- **OBJECTIVE**
In the records that follow, show each line where the word "которого" is present.

:: MATERIALS PROVIDED

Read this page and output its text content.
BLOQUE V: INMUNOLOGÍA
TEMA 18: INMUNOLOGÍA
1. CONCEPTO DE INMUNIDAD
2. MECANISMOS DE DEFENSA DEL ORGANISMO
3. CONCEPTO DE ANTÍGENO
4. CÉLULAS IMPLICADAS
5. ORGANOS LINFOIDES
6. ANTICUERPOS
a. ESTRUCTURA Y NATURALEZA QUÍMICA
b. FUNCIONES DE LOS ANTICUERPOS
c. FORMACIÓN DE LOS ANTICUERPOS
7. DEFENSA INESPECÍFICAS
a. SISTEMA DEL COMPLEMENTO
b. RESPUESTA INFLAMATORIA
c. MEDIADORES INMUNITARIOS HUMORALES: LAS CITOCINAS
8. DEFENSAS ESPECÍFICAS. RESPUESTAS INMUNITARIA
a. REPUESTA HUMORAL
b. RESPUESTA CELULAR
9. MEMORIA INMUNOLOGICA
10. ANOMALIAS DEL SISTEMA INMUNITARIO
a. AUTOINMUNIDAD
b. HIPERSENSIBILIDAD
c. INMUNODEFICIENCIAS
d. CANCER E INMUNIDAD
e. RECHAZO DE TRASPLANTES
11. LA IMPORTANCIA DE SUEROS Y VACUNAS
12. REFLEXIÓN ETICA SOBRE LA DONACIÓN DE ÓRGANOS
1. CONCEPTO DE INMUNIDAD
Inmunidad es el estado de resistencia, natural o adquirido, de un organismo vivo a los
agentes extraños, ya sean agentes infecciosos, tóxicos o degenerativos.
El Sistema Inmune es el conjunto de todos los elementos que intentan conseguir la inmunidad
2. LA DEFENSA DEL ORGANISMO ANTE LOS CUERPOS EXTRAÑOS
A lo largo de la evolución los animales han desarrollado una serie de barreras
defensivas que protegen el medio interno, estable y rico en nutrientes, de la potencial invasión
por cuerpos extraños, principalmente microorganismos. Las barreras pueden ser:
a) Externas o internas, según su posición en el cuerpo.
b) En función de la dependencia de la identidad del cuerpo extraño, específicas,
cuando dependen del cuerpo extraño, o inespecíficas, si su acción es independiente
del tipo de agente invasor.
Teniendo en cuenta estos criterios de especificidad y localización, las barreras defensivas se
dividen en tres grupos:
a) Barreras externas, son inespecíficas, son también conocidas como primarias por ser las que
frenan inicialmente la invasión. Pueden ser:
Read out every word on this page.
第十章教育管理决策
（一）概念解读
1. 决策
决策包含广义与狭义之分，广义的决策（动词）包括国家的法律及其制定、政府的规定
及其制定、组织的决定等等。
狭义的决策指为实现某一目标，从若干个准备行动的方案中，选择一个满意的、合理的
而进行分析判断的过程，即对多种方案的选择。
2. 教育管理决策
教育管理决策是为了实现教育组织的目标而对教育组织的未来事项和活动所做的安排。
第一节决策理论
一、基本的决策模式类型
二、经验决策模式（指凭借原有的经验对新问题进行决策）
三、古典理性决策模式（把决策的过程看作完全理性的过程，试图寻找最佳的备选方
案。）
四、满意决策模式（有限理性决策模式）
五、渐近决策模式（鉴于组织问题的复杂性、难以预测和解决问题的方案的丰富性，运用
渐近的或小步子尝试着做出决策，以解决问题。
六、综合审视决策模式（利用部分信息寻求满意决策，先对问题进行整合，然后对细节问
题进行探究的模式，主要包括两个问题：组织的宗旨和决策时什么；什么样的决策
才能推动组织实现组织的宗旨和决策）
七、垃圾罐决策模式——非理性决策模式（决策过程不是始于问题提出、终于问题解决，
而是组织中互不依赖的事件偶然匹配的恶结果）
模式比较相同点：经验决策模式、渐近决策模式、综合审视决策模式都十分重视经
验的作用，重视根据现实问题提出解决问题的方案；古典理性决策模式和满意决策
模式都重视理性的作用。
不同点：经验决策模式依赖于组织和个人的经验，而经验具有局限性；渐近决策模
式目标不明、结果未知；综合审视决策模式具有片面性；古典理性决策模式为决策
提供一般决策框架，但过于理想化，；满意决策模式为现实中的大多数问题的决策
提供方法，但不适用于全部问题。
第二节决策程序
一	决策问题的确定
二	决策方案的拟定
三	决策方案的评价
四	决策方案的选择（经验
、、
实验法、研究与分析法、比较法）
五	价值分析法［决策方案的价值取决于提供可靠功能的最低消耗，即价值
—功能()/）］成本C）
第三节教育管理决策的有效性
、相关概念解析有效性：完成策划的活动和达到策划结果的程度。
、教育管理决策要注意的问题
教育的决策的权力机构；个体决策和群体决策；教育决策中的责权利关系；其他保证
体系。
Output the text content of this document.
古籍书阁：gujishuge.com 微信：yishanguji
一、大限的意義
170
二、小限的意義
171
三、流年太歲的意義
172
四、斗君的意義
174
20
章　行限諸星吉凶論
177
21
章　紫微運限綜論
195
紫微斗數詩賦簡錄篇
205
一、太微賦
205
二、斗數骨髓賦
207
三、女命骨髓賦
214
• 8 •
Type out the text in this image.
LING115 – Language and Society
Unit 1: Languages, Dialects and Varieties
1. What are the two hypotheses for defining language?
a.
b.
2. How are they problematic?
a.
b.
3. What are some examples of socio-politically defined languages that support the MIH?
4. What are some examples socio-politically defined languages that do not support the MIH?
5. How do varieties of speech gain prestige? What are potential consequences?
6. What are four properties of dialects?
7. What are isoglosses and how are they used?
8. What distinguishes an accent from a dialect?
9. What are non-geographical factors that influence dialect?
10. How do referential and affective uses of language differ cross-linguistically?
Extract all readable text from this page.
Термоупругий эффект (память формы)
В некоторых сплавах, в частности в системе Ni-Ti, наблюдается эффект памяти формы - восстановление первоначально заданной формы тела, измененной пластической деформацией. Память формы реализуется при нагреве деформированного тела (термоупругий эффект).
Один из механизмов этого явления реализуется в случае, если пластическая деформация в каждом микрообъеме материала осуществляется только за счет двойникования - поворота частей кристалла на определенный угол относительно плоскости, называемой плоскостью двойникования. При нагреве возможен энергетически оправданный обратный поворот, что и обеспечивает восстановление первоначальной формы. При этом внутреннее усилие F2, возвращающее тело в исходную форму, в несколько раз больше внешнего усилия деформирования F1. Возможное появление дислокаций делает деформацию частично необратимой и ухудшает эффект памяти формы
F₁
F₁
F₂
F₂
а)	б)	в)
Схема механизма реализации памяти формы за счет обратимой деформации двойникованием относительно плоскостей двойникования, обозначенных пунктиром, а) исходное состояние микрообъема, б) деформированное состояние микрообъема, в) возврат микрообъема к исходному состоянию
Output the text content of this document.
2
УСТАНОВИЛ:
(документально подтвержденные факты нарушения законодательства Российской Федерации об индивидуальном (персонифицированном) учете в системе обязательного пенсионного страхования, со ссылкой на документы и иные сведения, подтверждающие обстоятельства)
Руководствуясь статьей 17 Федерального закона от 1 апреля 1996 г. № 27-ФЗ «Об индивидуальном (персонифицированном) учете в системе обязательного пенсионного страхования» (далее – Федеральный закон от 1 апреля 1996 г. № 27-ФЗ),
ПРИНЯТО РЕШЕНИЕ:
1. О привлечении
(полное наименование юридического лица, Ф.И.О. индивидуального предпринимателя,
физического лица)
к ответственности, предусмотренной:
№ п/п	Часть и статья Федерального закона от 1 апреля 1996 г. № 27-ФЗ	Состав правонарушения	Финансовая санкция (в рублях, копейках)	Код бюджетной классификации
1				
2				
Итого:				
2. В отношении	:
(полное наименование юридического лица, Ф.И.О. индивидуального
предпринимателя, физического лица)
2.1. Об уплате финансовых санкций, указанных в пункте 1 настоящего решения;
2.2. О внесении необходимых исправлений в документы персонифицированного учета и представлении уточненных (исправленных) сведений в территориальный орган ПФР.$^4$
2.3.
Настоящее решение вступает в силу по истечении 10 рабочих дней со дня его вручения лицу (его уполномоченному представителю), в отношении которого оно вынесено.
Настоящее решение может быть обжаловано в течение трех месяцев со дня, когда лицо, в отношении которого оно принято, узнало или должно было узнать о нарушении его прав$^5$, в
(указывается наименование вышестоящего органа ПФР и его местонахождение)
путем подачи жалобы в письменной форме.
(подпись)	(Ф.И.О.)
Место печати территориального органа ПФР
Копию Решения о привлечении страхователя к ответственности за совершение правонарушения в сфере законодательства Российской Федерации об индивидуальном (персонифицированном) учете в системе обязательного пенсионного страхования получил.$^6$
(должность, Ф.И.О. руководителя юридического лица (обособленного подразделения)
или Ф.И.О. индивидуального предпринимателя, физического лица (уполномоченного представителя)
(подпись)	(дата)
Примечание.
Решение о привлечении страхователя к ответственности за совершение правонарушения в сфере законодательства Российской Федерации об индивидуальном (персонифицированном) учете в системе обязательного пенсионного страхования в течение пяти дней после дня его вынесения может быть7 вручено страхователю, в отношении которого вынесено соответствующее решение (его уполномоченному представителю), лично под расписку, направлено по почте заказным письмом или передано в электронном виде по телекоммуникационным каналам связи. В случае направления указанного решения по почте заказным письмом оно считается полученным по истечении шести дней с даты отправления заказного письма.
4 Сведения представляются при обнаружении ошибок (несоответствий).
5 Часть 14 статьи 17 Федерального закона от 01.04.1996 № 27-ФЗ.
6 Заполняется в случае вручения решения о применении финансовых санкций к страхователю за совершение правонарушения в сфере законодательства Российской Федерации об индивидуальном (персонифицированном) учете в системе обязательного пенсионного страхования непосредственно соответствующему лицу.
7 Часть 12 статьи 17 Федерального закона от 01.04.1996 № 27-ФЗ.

::::

- **OUTPUT OF THE EXERCISE**
Настоящее решение вступает в силу по истечении 10 рабочих дней со дня его вручения лицу (его уполномоченному представителю), в отношении которого оно вынесено.
Настоящее решение может быть обжаловано в течение трех месяцев со дня, когда лицо, в отношении которого оно принято, узнало или должно было узнать о нарушении его прав$^5$, в
Решение о привлечении страхователя к ответственности за совершение правонарушения в сфере законодательства Российской Федерации об индивидуальном (персонифицированном) учете в системе обязательного пенсионного страхования в течение пяти дней после дня его вынесения может быть7 вручено страхователю, в отношении которого вынесено соответствующее решение (его уполномоченному представителю), лично под расписку, направлено по почте заказным письмом или передано в электронном виде по телекоммуникационным каналам связи. В случае направления указанного решения по почте заказным письмом оно считается полученным по истечении шести дней с даты отправления заказного письма.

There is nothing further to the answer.